Exercise directions | Records follow. Copy every line with "panel".

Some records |
--- START ---
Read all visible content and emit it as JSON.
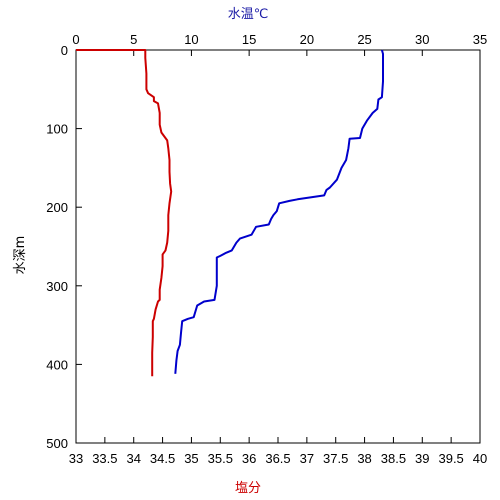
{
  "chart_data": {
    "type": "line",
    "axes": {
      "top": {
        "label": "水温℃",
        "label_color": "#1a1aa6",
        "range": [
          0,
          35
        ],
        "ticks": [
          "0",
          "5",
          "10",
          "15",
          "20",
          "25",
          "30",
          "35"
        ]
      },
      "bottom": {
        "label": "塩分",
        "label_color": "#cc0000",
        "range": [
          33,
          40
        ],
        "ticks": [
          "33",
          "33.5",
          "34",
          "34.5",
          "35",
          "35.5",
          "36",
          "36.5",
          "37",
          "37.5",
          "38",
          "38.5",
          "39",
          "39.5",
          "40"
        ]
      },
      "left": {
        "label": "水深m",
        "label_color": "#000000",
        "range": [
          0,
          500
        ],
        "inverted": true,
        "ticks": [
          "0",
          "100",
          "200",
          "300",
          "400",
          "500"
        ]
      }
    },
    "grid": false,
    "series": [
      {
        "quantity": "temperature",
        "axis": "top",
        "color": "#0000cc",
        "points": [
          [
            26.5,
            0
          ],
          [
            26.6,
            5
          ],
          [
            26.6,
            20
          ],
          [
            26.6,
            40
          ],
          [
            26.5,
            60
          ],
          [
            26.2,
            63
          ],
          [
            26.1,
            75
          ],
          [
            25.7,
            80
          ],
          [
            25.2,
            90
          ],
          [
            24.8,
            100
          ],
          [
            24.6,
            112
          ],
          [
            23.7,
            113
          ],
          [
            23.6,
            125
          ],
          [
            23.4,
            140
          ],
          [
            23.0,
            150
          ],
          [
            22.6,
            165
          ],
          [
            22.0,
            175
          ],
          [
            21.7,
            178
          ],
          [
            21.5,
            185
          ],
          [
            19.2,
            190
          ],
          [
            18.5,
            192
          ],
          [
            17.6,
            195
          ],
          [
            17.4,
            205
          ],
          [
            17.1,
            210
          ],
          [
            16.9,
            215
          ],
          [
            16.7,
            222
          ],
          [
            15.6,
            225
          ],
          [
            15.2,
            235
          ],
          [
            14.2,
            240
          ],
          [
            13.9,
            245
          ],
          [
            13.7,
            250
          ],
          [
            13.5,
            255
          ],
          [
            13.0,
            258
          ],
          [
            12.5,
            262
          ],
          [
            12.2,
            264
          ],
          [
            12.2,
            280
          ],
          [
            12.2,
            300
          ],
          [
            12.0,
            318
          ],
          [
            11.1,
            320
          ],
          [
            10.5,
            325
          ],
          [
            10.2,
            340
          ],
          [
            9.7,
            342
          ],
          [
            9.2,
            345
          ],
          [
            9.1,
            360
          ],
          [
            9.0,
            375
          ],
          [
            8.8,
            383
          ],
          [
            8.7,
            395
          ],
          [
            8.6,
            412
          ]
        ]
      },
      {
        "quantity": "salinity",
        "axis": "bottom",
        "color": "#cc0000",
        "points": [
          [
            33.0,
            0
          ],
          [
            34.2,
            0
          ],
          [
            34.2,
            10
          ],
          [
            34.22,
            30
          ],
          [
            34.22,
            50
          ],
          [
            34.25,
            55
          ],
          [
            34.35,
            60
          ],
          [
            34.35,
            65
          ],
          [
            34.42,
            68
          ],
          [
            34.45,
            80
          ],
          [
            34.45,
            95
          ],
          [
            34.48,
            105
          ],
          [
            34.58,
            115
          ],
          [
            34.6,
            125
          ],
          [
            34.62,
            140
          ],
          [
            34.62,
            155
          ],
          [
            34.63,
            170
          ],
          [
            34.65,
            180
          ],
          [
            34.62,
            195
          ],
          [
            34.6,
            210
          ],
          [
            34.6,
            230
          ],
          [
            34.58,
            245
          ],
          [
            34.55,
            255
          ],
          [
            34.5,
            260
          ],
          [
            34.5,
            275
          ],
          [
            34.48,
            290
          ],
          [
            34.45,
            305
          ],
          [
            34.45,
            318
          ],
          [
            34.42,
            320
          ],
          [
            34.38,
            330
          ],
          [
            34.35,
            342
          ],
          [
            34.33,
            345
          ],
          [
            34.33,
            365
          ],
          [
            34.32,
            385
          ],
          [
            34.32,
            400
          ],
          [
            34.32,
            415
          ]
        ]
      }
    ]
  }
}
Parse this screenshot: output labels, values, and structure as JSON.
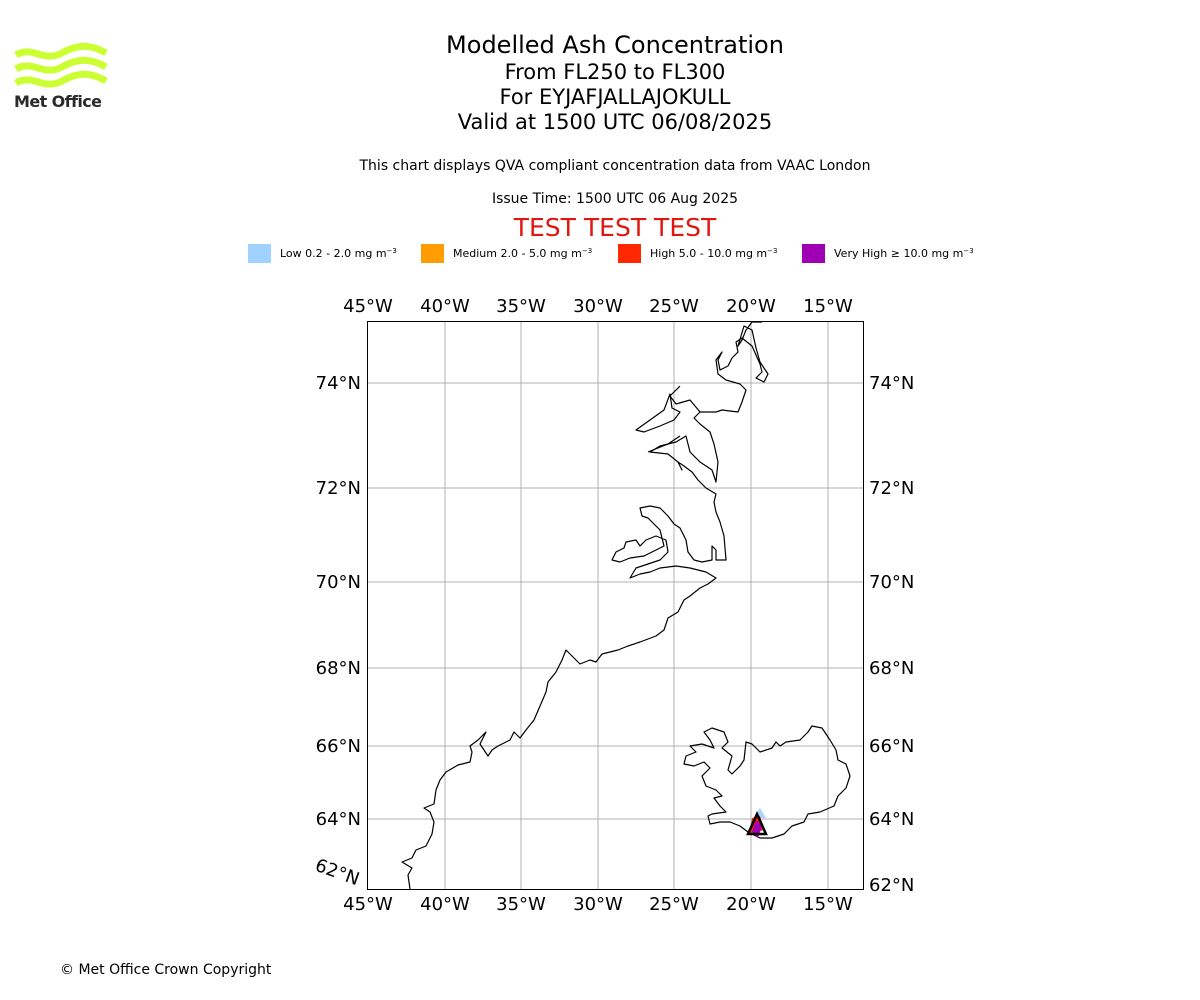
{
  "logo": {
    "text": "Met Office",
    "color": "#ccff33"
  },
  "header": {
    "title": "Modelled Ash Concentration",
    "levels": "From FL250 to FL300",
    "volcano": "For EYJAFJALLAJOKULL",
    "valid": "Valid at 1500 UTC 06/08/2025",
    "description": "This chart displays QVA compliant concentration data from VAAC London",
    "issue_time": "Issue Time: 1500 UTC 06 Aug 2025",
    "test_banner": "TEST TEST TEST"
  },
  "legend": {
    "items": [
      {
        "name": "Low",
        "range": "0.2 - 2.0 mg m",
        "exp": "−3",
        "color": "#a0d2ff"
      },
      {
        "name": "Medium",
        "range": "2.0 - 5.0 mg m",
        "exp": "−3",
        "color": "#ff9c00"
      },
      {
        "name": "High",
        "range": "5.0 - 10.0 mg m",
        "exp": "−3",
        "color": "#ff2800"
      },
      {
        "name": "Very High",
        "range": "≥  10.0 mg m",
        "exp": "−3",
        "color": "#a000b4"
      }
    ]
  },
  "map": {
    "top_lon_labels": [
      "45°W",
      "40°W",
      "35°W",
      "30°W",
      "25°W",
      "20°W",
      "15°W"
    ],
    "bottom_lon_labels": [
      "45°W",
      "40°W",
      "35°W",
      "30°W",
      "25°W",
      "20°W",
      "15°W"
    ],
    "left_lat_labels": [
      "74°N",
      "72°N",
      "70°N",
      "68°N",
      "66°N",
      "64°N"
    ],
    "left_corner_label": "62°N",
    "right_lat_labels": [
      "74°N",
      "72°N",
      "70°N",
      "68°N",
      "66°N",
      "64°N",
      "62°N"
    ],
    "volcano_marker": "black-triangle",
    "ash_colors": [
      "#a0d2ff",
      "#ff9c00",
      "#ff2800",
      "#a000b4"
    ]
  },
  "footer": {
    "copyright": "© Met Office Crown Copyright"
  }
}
--- END ---
--- START ---
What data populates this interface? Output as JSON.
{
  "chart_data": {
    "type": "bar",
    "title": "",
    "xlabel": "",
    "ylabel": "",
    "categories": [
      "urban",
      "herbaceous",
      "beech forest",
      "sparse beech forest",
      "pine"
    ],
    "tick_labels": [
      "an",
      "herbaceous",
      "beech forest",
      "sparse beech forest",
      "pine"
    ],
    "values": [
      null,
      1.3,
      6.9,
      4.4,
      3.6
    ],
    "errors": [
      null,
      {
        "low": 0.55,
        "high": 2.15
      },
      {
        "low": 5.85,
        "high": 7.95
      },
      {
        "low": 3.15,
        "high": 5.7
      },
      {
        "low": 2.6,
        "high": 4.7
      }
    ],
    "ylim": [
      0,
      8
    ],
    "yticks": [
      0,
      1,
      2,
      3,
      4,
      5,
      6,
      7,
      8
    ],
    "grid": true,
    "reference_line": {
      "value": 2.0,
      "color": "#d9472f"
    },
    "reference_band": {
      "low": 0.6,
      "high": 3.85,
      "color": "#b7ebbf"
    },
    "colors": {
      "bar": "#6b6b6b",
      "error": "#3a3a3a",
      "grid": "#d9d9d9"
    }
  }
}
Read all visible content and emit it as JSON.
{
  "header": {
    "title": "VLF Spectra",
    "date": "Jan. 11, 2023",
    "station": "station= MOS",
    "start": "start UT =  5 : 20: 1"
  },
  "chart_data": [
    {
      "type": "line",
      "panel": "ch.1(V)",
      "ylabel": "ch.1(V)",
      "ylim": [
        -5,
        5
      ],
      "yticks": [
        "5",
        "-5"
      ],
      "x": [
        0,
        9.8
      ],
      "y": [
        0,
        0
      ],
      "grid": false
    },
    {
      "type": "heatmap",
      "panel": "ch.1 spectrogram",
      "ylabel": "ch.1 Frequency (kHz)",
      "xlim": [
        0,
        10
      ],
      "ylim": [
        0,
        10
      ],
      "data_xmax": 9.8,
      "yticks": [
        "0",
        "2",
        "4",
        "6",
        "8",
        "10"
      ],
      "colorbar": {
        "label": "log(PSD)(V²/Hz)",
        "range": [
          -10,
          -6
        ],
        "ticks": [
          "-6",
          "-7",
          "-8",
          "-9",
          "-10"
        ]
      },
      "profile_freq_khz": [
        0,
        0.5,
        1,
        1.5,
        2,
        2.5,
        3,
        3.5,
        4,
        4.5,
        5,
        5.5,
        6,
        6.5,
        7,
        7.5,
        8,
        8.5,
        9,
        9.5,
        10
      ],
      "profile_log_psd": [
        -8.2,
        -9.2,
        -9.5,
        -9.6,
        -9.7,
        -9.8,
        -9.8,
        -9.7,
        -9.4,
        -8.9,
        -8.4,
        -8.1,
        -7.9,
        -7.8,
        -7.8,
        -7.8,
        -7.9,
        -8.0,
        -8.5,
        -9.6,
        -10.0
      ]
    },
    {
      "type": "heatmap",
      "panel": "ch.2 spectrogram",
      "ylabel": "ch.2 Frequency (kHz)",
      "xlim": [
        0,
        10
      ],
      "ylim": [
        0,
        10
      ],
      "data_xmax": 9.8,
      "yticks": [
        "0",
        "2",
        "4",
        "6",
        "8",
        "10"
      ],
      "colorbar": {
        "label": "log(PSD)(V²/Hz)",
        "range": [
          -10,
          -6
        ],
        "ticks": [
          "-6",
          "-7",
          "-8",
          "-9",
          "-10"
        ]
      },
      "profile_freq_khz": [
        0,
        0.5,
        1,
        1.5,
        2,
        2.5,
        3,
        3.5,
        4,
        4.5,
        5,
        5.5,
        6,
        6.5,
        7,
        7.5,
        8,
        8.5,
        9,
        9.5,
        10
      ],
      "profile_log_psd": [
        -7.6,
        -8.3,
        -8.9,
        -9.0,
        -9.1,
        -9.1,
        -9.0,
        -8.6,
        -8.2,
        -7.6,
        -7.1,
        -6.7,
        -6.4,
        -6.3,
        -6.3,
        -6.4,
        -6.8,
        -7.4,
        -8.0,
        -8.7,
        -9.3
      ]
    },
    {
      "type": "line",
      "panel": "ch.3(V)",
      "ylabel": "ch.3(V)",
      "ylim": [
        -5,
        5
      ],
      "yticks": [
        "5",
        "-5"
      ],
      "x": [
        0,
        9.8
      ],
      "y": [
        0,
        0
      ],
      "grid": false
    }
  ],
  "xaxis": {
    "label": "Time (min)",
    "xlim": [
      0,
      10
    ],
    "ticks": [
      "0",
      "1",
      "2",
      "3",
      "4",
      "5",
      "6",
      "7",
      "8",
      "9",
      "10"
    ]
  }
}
--- END ---
--- START ---
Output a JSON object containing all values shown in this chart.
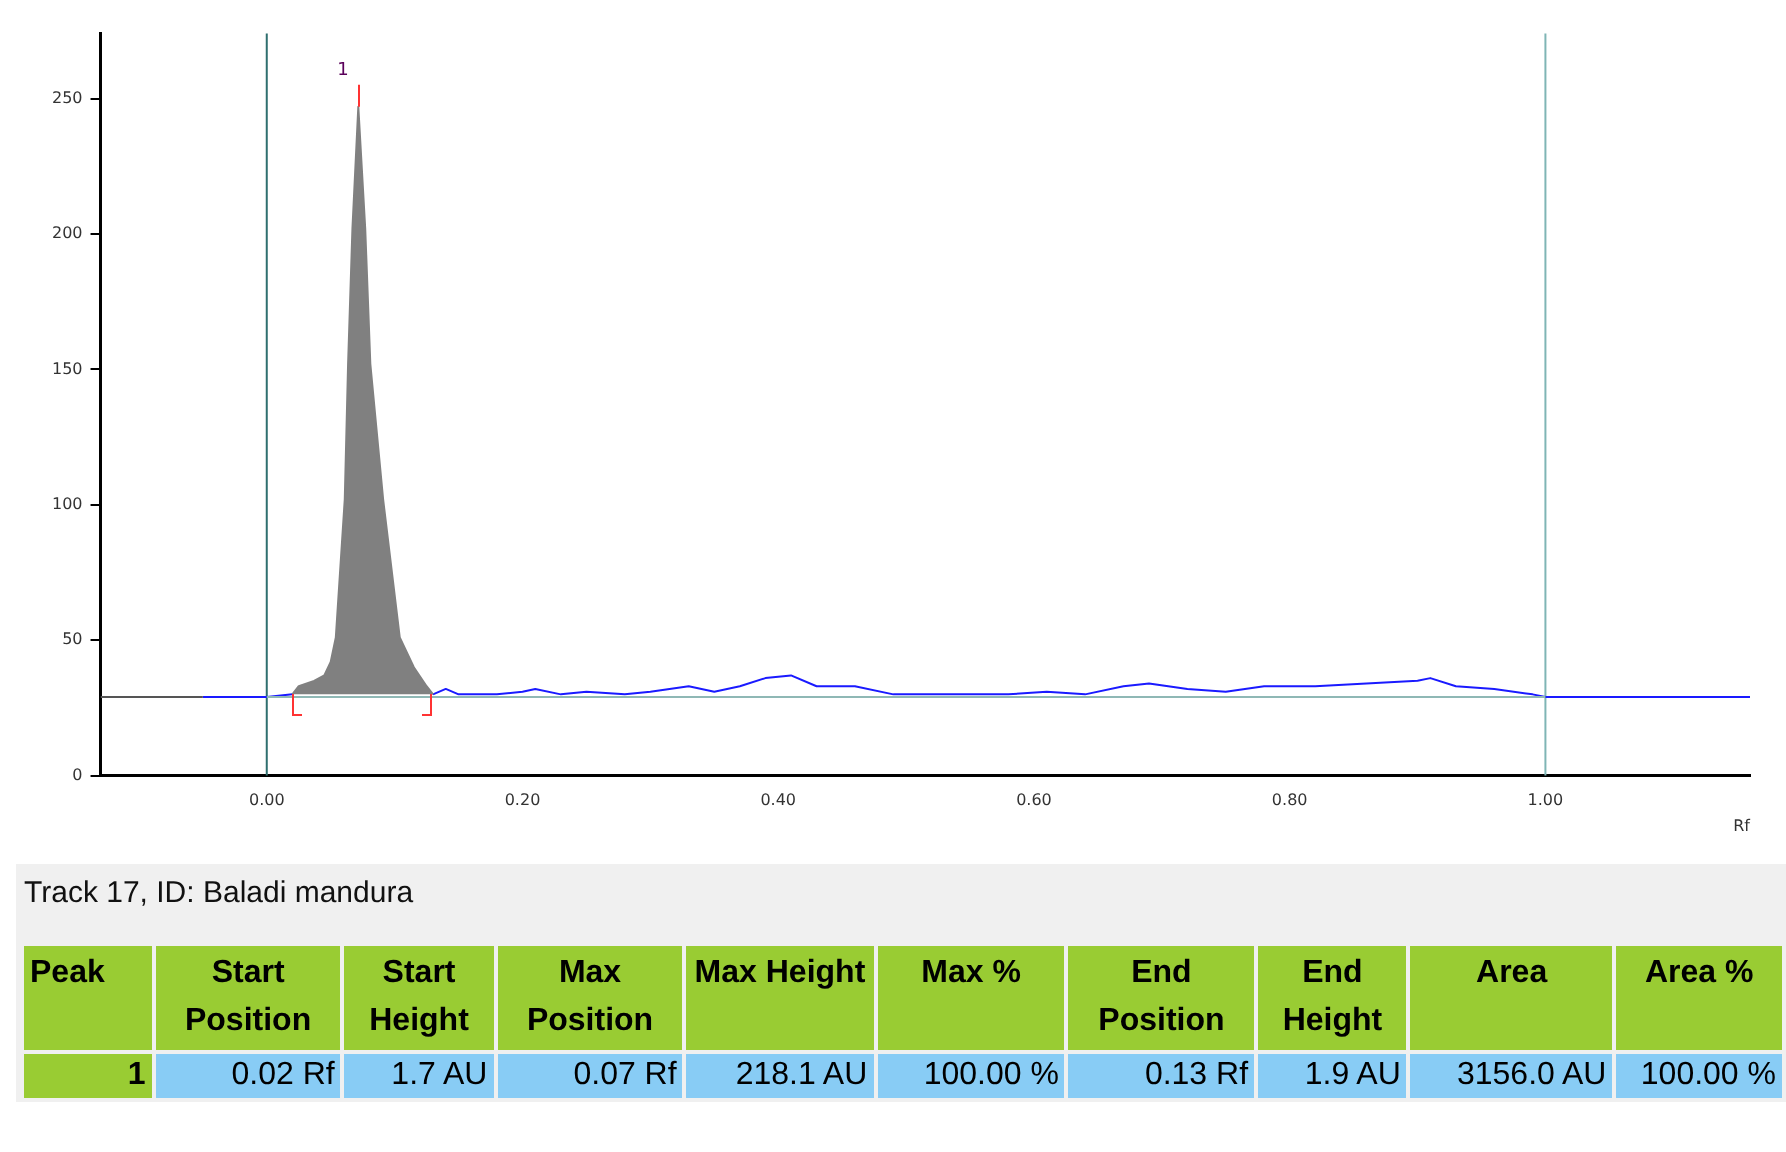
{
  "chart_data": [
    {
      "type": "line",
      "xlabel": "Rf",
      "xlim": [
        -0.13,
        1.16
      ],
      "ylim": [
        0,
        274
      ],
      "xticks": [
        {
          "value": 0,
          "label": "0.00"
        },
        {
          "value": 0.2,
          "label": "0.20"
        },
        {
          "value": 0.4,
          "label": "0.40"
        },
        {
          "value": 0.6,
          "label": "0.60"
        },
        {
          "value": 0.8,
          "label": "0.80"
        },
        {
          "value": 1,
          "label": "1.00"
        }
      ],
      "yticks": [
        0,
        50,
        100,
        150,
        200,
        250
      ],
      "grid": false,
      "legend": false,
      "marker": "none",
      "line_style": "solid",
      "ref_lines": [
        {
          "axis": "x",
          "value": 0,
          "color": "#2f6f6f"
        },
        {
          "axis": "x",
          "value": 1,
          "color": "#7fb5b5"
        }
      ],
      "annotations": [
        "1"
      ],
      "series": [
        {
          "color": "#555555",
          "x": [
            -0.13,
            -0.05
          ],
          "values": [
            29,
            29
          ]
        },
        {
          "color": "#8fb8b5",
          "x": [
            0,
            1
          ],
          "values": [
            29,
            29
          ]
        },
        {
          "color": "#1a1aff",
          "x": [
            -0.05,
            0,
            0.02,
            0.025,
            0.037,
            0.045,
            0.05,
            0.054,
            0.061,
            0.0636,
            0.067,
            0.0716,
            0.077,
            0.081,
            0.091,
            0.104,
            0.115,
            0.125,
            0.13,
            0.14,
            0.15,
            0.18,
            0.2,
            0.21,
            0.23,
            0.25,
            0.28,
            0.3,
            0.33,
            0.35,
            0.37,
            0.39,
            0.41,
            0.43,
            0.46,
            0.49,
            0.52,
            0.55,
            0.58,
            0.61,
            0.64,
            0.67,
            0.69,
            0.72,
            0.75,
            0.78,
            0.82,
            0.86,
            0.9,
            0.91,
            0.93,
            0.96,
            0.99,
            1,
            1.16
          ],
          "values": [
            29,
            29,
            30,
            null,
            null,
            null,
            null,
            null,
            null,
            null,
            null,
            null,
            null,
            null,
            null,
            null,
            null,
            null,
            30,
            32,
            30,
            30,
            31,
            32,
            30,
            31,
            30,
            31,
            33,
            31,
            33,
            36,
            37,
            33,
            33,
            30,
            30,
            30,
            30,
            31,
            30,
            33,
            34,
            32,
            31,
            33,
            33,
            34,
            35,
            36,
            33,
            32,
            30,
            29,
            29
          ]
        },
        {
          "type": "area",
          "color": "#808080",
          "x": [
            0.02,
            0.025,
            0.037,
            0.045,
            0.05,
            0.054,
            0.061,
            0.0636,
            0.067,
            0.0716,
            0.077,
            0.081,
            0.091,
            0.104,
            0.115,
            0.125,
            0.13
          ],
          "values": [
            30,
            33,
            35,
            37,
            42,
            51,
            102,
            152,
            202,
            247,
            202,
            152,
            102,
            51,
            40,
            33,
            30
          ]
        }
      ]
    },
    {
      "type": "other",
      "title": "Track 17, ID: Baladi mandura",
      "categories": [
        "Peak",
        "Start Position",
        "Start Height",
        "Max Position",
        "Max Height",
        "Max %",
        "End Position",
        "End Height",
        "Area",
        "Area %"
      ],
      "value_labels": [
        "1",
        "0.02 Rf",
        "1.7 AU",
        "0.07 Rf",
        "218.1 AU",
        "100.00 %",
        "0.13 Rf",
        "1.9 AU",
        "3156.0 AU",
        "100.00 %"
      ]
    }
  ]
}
--- END ---
Solution for this task |
      "panel": "ch.1(V)",
      "panel": "ch.1 spectrogram",
      "panel": "ch.2 spectrogram",
      "panel": "ch.3(V)",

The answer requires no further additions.